§ EXERCISE AIM
Go through the data and say how many lines include the string "biển"; return only the figure.

§ SUPPLIED ENTRIES
______________________________

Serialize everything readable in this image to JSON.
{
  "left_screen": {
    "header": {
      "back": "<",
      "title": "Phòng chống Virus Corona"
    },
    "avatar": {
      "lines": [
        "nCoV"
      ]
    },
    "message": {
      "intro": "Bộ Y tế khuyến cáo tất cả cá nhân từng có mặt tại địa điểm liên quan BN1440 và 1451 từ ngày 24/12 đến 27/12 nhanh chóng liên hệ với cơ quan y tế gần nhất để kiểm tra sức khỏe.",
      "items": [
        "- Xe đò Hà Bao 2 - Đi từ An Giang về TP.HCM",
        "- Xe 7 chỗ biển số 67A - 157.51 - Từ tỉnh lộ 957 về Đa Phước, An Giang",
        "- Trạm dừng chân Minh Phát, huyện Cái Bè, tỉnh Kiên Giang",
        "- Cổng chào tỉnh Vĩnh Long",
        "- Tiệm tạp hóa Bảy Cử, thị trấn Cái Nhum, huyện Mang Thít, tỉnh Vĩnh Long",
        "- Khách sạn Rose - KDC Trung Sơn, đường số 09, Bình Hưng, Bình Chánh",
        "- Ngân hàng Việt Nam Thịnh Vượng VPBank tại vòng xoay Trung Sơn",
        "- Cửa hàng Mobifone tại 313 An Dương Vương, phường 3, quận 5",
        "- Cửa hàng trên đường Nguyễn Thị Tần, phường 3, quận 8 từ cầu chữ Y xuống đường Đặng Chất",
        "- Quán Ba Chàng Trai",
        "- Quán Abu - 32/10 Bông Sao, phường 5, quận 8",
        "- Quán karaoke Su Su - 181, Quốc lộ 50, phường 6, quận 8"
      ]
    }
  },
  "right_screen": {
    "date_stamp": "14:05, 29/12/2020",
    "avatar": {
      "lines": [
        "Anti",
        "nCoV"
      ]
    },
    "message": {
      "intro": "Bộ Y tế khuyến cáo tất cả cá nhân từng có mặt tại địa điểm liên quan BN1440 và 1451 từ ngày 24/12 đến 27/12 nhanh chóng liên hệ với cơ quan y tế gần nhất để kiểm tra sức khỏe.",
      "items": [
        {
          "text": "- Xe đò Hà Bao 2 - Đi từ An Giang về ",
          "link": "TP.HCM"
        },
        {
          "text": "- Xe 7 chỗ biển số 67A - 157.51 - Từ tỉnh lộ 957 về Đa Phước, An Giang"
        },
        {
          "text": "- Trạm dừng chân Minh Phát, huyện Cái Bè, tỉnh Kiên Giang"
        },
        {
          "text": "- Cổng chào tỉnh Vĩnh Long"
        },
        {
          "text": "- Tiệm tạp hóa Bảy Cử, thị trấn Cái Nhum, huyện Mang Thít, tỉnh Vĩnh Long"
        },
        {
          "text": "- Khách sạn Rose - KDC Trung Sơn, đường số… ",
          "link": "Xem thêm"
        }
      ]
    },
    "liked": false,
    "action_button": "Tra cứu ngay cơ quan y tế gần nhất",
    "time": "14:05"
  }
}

______________________________

§ TASK ANSWER
2